**What you are asked to do:** The complete listing should be restated exactly.

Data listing
*-*-*

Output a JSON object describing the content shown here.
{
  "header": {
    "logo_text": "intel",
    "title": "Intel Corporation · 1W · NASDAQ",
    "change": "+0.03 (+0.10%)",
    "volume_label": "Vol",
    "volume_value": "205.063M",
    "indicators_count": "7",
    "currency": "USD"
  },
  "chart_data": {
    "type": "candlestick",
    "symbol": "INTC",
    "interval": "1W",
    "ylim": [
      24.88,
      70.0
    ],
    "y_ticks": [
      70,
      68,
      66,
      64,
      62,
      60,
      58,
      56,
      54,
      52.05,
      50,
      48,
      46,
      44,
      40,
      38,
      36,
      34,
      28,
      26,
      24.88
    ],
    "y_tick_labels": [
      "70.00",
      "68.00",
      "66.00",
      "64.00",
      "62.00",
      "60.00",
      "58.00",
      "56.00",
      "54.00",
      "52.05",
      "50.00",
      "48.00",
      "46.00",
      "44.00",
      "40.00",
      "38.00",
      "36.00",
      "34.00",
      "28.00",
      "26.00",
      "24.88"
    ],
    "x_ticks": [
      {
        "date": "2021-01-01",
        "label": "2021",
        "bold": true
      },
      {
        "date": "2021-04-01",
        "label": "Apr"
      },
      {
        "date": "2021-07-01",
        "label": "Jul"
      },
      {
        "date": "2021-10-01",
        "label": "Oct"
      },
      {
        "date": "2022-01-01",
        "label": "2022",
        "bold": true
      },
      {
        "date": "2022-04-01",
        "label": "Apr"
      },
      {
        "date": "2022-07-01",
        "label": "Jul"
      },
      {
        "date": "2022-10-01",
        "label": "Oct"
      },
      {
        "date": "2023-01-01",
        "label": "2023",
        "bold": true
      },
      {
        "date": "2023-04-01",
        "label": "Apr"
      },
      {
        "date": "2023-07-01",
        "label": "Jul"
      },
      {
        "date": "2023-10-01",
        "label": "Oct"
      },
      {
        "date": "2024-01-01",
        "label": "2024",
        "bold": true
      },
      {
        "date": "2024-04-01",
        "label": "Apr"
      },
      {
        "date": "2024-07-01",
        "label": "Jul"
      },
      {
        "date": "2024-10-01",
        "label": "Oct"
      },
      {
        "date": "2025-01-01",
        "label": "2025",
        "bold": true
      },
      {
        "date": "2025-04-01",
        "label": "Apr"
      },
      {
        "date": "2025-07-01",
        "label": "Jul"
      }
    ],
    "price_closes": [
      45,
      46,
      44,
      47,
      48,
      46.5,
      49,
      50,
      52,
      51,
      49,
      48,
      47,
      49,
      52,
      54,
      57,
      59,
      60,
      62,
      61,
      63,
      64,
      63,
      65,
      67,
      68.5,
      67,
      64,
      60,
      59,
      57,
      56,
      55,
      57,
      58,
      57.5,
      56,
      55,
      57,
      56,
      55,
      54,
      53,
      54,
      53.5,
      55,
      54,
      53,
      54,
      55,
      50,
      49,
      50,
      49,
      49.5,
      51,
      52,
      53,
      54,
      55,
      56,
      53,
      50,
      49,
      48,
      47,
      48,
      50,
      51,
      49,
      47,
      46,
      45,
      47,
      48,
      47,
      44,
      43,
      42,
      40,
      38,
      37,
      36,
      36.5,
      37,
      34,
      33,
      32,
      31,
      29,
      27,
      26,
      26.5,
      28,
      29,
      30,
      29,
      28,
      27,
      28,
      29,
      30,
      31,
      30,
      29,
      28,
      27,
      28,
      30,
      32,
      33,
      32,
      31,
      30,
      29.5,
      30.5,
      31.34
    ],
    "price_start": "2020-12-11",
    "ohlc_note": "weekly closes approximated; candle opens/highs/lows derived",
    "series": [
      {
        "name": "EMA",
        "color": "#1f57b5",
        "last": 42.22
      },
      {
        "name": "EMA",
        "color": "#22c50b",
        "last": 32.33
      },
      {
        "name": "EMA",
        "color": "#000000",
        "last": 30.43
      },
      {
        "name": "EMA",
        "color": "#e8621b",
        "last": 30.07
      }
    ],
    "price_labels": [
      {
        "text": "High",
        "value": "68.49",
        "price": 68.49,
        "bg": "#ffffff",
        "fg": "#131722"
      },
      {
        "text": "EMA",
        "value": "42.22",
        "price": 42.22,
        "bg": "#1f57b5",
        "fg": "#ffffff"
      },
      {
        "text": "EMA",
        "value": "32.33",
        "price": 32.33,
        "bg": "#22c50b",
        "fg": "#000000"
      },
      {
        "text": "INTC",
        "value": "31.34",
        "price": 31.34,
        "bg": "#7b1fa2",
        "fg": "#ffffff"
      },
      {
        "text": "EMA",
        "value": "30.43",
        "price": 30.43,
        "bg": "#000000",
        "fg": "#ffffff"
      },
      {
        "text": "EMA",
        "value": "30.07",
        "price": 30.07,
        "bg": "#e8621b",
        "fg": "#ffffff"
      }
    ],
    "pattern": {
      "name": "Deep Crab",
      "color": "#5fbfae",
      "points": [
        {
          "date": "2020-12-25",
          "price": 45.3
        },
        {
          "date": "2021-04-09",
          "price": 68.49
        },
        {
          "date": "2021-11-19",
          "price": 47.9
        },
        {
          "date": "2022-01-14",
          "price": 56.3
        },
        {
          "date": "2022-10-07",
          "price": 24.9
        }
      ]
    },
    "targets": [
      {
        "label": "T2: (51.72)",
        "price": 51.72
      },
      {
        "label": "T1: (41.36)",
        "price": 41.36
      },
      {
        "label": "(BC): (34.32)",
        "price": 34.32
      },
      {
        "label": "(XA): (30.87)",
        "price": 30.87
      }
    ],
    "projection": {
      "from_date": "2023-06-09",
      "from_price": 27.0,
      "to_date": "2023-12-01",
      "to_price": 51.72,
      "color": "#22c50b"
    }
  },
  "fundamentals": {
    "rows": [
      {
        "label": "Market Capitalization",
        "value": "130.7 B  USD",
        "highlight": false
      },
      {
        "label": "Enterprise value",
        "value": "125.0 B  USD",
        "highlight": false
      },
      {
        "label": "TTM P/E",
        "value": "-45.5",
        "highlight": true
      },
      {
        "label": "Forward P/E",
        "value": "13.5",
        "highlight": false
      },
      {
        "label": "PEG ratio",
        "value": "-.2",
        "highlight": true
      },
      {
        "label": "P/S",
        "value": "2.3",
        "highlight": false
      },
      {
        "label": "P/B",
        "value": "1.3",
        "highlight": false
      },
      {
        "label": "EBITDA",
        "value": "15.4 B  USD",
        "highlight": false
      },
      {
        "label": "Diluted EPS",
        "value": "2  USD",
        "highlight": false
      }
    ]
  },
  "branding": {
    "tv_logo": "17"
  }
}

*-*-*

**Answer to the task:**
Output a JSON object describing the content shown here.
{
  "header": {
    "logo_text": "intel",
    "title": "Intel Corporation · 1W · NASDAQ",
    "change": "+0.03 (+0.10%)",
    "volume_label": "Vol",
    "volume_value": "205.063M",
    "indicators_count": "7",
    "currency": "USD"
  },
  "chart_data": {
    "type": "candlestick",
    "symbol": "INTC",
    "interval": "1W",
    "ylim": [
      24.88,
      70.0
    ],
    "y_ticks": [
      70,
      68,
      66,
      64,
      62,
      60,
      58,
      56,
      54,
      52.05,
      50,
      48,
      46,
      44,
      40,
      38,
      36,
      34,
      28,
      26,
      24.88
    ],
    "y_tick_labels": [
      "70.00",
      "68.00",
      "66.00",
      "64.00",
      "62.00",
      "60.00",
      "58.00",
      "56.00",
      "54.00",
      "52.05",
      "50.00",
      "48.00",
      "46.00",
      "44.00",
      "40.00",
      "38.00",
      "36.00",
      "34.00",
      "28.00",
      "26.00",
      "24.88"
    ],
    "x_ticks": [
      {
        "date": "2021-01-01",
        "label": "2021",
        "bold": true
      },
      {
        "date": "2021-04-01",
        "label": "Apr"
      },
      {
        "date": "2021-07-01",
        "label": "Jul"
      },
      {
        "date": "2021-10-01",
        "label": "Oct"
      },
      {
        "date": "2022-01-01",
        "label": "2022",
        "bold": true
      },
      {
        "date": "2022-04-01",
        "label": "Apr"
      },
      {
        "date": "2022-07-01",
        "label": "Jul"
      },
      {
        "date": "2022-10-01",
        "label": "Oct"
      },
      {
        "date": "2023-01-01",
        "label": "2023",
        "bold": true
      },
      {
        "date": "2023-04-01",
        "label": "Apr"
      },
      {
        "date": "2023-07-01",
        "label": "Jul"
      },
      {
        "date": "2023-10-01",
        "label": "Oct"
      },
      {
        "date": "2024-01-01",
        "label": "2024",
        "bold": true
      },
      {
        "date": "2024-04-01",
        "label": "Apr"
      },
      {
        "date": "2024-07-01",
        "label": "Jul"
      },
      {
        "date": "2024-10-01",
        "label": "Oct"
      },
      {
        "date": "2025-01-01",
        "label": "2025",
        "bold": true
      },
      {
        "date": "2025-04-01",
        "label": "Apr"
      },
      {
        "date": "2025-07-01",
        "label": "Jul"
      }
    ],
    "price_closes": [
      45,
      46,
      44,
      47,
      48,
      46.5,
      49,
      50,
      52,
      51,
      49,
      48,
      47,
      49,
      52,
      54,
      57,
      59,
      60,
      62,
      61,
      63,
      64,
      63,
      65,
      67,
      68.5,
      67,
      64,
      60,
      59,
      57,
      56,
      55,
      57,
      58,
      57.5,
      56,
      55,
      57,
      56,
      55,
      54,
      53,
      54,
      53.5,
      55,
      54,
      53,
      54,
      55,
      50,
      49,
      50,
      49,
      49.5,
      51,
      52,
      53,
      54,
      55,
      56,
      53,
      50,
      49,
      48,
      47,
      48,
      50,
      51,
      49,
      47,
      46,
      45,
      47,
      48,
      47,
      44,
      43,
      42,
      40,
      38,
      37,
      36,
      36.5,
      37,
      34,
      33,
      32,
      31,
      29,
      27,
      26,
      26.5,
      28,
      29,
      30,
      29,
      28,
      27,
      28,
      29,
      30,
      31,
      30,
      29,
      28,
      27,
      28,
      30,
      32,
      33,
      32,
      31,
      30,
      29.5,
      30.5,
      31.34
    ],
    "price_start": "2020-12-11",
    "ohlc_note": "weekly closes approximated; candle opens/highs/lows derived",
    "series": [
      {
        "name": "EMA",
        "color": "#1f57b5",
        "last": 42.22
      },
      {
        "name": "EMA",
        "color": "#22c50b",
        "last": 32.33
      },
      {
        "name": "EMA",
        "color": "#000000",
        "last": 30.43
      },
      {
        "name": "EMA",
        "color": "#e8621b",
        "last": 30.07
      }
    ],
    "price_labels": [
      {
        "text": "High",
        "value": "68.49",
        "price": 68.49,
        "bg": "#ffffff",
        "fg": "#131722"
      },
      {
        "text": "EMA",
        "value": "42.22",
        "price": 42.22,
        "bg": "#1f57b5",
        "fg": "#ffffff"
      },
      {
        "text": "EMA",
        "value": "32.33",
        "price": 32.33,
        "bg": "#22c50b",
        "fg": "#000000"
      },
      {
        "text": "INTC",
        "value": "31.34",
        "price": 31.34,
        "bg": "#7b1fa2",
        "fg": "#ffffff"
      },
      {
        "text": "EMA",
        "value": "30.43",
        "price": 30.43,
        "bg": "#000000",
        "fg": "#ffffff"
      },
      {
        "text": "EMA",
        "value": "30.07",
        "price": 30.07,
        "bg": "#e8621b",
        "fg": "#ffffff"
      }
    ],
    "pattern": {
      "name": "Deep Crab",
      "color": "#5fbfae",
      "points": [
        {
          "date": "2020-12-25",
          "price": 45.3
        },
        {
          "date": "2021-04-09",
          "price": 68.49
        },
        {
          "date": "2021-11-19",
          "price": 47.9
        },
        {
          "date": "2022-01-14",
          "price": 56.3
        },
        {
          "date": "2022-10-07",
          "price": 24.9
        }
      ]
    },
    "targets": [
      {
        "label": "T2: (51.72)",
        "price": 51.72
      },
      {
        "label": "T1: (41.36)",
        "price": 41.36
      },
      {
        "label": "(BC): (34.32)",
        "price": 34.32
      },
      {
        "label": "(XA): (30.87)",
        "price": 30.87
      }
    ],
    "projection": {
      "from_date": "2023-06-09",
      "from_price": 27.0,
      "to_date": "2023-12-01",
      "to_price": 51.72,
      "color": "#22c50b"
    }
  },
  "fundamentals": {
    "rows": [
      {
        "label": "Market Capitalization",
        "value": "130.7 B  USD",
        "highlight": false
      },
      {
        "label": "Enterprise value",
        "value": "125.0 B  USD",
        "highlight": false
      },
      {
        "label": "TTM P/E",
        "value": "-45.5",
        "highlight": true
      },
      {
        "label": "Forward P/E",
        "value": "13.5",
        "highlight": false
      },
      {
        "label": "PEG ratio",
        "value": "-.2",
        "highlight": true
      },
      {
        "label": "P/S",
        "value": "2.3",
        "highlight": false
      },
      {
        "label": "P/B",
        "value": "1.3",
        "highlight": false
      },
      {
        "label": "EBITDA",
        "value": "15.4 B  USD",
        "highlight": false
      },
      {
        "label": "Diluted EPS",
        "value": "2  USD",
        "highlight": false
      }
    ]
  },
  "branding": {
    "tv_logo": "17"
  }
}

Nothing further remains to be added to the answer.